GIVEN REQUEST: Without changing a character, return the entries, but not the images they hold.

Stored entries:
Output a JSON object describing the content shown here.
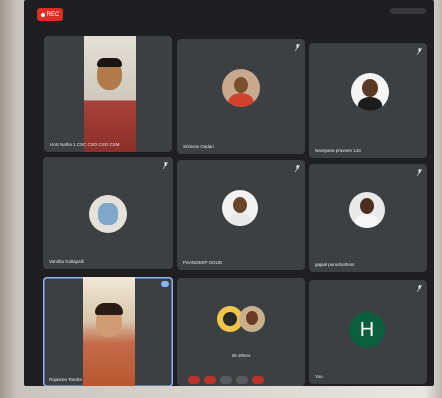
{
  "meeting": {
    "rec_label": "REC",
    "participants": [
      {
        "name": "HoS Nalha 1 CSC CSO CSO CSM",
        "type": "video"
      },
      {
        "name": "Srinivas Gadari",
        "type": "avatar"
      },
      {
        "name": "Narayana praveen 143",
        "type": "avatar"
      },
      {
        "name": "Vanitha Gollapalli",
        "type": "avatar"
      },
      {
        "name": "PSANDEEP GOUD",
        "type": "avatar"
      },
      {
        "name": "gajaal purushotham",
        "type": "avatar"
      },
      {
        "name": "Rajasree Tandra",
        "type": "video"
      },
      {
        "name": "28 others",
        "type": "group"
      },
      {
        "name": "You",
        "type": "letter",
        "letter": "H"
      }
    ]
  },
  "colors": {
    "tile": "#3c4043",
    "background": "#1f1f21",
    "rec": "#d93025",
    "you_avatar": "#0b5e3e",
    "speaking_border": "#8ab4f8"
  }
}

CORRECT RESULT:
Output a JSON object describing the content shown here.
{
  "meeting": {
    "rec_label": "REC",
    "participants": [
      {
        "name": "HoS Nalha 1 CSC CSO CSO CSM",
        "type": "video"
      },
      {
        "name": "Srinivas Gadari",
        "type": "avatar"
      },
      {
        "name": "Narayana praveen 143",
        "type": "avatar"
      },
      {
        "name": "Vanitha Gollapalli",
        "type": "avatar"
      },
      {
        "name": "PSANDEEP GOUD",
        "type": "avatar"
      },
      {
        "name": "gajaal purushotham",
        "type": "avatar"
      },
      {
        "name": "Rajasree Tandra",
        "type": "video"
      },
      {
        "name": "28 others",
        "type": "group"
      },
      {
        "name": "You",
        "type": "letter",
        "letter": "H"
      }
    ]
  },
  "colors": {
    "tile": "#3c4043",
    "background": "#1f1f21",
    "rec": "#d93025",
    "you_avatar": "#0b5e3e",
    "speaking_border": "#8ab4f8"
  }
}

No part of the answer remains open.